- INSTRUCTION
For the data below, report the number of lines that contain the string "Morning" and nothing else.

- RECORDED DATA
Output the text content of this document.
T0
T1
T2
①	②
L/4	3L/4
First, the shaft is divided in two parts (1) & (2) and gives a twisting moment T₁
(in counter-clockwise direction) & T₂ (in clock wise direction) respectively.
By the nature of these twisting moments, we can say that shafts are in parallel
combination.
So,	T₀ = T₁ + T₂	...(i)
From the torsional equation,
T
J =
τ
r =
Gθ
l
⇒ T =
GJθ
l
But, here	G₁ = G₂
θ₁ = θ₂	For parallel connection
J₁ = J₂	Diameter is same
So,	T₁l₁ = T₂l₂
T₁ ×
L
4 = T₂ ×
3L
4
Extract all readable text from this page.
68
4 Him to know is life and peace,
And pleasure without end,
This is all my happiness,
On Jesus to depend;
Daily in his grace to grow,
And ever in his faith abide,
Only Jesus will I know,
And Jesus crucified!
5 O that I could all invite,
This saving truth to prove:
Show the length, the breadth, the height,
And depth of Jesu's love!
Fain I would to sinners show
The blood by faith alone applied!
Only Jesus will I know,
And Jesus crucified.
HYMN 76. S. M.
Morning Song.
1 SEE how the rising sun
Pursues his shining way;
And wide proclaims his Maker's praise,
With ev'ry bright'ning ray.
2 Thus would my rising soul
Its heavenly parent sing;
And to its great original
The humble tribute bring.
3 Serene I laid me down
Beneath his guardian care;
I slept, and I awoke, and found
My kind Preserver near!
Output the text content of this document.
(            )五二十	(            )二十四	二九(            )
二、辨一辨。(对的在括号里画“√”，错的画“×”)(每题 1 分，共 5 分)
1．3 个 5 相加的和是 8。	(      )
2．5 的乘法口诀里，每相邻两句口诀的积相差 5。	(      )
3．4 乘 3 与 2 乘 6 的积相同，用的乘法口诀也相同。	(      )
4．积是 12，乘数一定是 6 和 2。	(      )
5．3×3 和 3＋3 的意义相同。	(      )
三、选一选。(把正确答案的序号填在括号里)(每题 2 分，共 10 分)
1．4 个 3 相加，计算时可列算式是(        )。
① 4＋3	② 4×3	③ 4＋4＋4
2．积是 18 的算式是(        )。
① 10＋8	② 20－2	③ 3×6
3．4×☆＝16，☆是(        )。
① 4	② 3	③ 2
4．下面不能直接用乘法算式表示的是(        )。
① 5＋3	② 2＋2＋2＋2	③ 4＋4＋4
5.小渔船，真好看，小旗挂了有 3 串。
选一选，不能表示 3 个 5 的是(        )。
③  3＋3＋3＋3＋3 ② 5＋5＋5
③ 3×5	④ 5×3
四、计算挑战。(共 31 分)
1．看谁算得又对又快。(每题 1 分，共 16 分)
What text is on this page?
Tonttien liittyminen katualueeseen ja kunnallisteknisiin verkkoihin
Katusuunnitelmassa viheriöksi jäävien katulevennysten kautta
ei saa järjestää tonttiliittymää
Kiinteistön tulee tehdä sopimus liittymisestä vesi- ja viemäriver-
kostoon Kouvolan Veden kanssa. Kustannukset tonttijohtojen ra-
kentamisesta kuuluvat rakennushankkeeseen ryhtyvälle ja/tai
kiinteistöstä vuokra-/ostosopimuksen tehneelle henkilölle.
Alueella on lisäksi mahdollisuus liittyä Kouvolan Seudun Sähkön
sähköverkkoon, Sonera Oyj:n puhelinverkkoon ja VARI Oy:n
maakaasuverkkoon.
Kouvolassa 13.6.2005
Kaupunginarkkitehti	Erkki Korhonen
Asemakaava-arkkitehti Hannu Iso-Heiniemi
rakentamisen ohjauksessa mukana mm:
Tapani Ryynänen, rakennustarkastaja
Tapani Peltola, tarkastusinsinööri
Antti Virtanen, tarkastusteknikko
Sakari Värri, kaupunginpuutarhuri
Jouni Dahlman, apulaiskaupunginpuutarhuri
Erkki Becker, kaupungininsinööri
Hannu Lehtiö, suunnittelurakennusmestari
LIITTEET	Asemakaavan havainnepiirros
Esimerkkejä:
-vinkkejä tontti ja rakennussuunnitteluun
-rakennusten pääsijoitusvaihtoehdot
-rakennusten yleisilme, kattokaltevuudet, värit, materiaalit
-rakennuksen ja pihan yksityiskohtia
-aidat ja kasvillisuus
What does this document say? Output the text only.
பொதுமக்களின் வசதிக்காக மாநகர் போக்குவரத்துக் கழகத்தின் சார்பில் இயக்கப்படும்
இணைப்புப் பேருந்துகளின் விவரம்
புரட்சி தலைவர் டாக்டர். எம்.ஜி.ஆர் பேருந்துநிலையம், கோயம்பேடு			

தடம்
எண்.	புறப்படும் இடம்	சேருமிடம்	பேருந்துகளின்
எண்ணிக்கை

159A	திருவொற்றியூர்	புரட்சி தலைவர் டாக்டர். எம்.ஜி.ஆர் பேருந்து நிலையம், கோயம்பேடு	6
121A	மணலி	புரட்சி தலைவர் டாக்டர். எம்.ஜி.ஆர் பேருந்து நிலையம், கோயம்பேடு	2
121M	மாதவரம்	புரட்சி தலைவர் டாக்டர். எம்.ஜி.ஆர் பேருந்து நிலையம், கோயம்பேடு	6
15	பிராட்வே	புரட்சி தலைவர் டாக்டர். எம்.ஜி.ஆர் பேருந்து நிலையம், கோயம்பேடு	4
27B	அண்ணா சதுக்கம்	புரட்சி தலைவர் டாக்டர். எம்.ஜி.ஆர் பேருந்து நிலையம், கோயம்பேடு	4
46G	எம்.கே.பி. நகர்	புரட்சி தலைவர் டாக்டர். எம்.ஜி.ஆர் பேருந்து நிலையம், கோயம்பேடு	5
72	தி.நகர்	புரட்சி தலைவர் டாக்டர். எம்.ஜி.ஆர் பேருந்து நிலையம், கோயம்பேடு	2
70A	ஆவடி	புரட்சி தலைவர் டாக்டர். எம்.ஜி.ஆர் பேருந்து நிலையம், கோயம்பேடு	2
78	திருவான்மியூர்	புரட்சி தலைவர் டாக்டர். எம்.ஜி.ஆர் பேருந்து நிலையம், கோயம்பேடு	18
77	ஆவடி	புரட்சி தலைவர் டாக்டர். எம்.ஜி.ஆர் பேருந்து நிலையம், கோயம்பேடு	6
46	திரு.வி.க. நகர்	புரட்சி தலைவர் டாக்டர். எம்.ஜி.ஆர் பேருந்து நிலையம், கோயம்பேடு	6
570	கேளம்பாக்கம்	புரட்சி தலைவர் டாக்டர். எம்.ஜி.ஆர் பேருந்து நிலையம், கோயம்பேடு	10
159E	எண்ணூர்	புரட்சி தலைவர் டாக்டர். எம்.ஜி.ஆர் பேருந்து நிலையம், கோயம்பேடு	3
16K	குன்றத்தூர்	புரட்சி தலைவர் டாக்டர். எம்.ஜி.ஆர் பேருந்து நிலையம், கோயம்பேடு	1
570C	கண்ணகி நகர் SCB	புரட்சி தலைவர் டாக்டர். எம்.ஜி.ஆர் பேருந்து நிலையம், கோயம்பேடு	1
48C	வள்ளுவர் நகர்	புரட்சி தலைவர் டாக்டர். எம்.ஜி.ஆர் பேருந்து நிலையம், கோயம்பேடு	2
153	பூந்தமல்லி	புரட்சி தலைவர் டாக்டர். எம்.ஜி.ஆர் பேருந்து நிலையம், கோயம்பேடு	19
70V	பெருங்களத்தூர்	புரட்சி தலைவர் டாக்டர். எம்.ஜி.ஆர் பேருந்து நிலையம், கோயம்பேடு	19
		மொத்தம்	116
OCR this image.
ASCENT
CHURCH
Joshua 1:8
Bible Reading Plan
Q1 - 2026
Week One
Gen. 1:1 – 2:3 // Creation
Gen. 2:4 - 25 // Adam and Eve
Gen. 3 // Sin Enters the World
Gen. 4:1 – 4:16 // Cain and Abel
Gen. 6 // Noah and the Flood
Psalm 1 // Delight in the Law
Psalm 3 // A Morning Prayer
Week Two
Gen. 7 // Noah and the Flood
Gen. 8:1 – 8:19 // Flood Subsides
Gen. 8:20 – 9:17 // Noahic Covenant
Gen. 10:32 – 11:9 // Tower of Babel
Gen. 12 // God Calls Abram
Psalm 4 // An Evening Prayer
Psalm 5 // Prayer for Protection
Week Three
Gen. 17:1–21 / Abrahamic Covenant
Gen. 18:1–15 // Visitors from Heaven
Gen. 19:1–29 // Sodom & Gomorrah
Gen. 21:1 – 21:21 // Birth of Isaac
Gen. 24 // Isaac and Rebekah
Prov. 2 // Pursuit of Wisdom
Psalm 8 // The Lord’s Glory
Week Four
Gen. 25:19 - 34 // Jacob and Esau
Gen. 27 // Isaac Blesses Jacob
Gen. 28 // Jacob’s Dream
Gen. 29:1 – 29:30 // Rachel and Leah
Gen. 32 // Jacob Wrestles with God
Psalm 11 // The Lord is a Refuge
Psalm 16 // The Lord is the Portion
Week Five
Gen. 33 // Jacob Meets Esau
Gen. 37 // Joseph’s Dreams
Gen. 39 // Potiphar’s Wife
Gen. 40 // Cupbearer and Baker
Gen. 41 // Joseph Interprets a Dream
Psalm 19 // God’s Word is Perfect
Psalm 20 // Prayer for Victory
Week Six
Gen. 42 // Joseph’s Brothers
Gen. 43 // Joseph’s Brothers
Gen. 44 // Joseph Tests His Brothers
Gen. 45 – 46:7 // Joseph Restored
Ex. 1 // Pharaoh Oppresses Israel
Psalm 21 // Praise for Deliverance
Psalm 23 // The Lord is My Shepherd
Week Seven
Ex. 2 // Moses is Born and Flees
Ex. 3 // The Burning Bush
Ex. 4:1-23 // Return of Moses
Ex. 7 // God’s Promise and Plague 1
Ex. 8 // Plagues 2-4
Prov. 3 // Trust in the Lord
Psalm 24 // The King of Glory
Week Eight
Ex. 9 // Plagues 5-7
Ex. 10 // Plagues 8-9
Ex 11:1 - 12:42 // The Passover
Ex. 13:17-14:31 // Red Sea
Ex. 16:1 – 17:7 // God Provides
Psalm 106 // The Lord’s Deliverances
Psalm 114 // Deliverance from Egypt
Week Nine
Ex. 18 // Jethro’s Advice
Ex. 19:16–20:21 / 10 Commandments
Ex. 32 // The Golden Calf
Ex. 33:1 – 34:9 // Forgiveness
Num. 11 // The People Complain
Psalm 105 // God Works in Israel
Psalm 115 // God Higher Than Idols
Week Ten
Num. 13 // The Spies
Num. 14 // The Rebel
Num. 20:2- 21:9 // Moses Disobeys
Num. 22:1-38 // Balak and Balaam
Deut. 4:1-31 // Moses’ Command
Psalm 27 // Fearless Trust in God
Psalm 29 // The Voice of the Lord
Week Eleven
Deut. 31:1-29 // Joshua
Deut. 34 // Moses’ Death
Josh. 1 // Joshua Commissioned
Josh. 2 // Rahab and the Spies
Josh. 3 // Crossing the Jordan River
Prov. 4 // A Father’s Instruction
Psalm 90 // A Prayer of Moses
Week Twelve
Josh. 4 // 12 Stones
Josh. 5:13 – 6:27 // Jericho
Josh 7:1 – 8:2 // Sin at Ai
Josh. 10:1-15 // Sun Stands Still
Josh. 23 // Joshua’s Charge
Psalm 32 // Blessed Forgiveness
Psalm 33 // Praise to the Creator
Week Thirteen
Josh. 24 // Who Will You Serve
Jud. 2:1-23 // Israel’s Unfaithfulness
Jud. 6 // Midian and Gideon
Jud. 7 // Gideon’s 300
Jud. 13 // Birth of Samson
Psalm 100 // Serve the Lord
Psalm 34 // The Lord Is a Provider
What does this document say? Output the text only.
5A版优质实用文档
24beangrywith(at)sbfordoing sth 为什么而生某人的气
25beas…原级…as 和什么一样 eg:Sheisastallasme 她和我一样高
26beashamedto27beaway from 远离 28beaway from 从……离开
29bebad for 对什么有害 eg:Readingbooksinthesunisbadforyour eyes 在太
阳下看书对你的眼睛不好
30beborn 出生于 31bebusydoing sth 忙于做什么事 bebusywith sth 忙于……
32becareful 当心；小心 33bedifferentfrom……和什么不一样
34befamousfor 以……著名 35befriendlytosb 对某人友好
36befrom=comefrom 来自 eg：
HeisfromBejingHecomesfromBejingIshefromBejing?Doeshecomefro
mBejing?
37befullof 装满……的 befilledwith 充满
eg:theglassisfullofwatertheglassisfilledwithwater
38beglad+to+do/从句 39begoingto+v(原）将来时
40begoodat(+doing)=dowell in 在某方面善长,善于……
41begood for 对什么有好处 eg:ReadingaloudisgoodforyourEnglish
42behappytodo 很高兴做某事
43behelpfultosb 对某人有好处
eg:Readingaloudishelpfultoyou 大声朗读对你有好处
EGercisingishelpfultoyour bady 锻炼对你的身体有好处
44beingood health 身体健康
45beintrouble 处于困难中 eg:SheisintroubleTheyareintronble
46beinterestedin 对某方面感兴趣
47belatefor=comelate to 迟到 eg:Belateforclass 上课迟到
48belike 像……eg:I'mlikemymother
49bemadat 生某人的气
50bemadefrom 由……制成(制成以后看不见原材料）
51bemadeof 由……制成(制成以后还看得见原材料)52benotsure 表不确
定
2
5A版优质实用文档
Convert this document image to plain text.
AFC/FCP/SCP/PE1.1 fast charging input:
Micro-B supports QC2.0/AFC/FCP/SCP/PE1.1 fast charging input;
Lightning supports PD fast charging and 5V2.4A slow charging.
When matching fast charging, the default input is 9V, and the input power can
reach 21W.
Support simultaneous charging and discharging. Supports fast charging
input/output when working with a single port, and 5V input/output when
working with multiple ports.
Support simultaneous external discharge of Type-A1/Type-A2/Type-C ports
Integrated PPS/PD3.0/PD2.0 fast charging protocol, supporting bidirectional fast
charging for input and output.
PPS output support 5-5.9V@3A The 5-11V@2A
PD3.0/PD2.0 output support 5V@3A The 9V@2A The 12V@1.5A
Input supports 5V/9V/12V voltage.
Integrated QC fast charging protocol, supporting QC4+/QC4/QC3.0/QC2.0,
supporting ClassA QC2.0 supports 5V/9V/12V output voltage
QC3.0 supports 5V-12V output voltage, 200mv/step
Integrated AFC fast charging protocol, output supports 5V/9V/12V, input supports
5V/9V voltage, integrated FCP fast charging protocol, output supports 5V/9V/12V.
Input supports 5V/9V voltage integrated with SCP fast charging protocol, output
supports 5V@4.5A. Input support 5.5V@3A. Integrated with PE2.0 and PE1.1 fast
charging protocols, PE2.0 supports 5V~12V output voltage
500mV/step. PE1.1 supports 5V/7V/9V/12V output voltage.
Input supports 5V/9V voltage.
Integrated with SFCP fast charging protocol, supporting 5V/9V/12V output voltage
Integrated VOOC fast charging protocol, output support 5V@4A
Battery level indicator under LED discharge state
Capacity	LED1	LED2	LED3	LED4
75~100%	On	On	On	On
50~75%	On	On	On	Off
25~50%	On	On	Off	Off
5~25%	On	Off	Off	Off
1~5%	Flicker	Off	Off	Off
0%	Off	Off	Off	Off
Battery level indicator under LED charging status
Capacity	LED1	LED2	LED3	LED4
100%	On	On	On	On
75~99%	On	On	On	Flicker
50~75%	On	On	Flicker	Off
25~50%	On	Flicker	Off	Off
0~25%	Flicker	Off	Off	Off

- FINAL RESULT
2